▸ Exercise
Set down every entry again word for word, please, but skip the pictures.

▸ Records to use
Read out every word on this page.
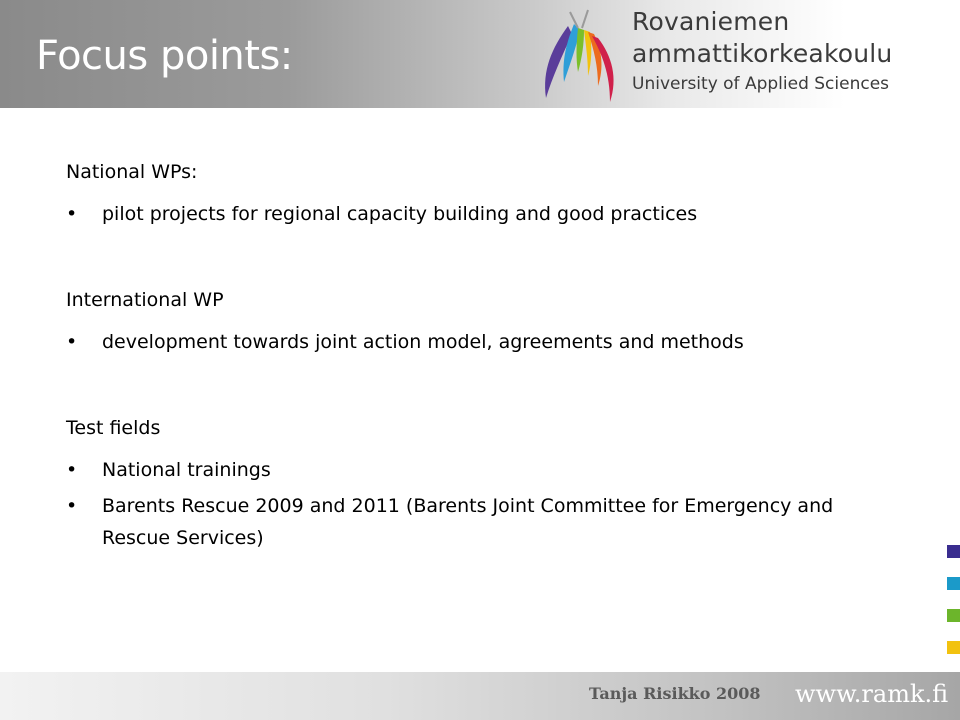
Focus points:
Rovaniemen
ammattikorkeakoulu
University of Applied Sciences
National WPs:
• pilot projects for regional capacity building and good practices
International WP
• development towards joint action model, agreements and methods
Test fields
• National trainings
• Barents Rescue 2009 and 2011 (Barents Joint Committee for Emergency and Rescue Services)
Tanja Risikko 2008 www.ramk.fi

▸ Answer below
Read out every word on this page.
Focus points:
Rovaniemen
ammattikorkeakoulu
University of Applied Sciences
National WPs:
• pilot projects for regional capacity building and good practices
International WP
• development towards joint action model, agreements and methods
Test fields
• National trainings
• Barents Rescue 2009 and 2011 (Barents Joint Committee for Emergency and Rescue Services)
Tanja Risikko 2008 www.ramk.fi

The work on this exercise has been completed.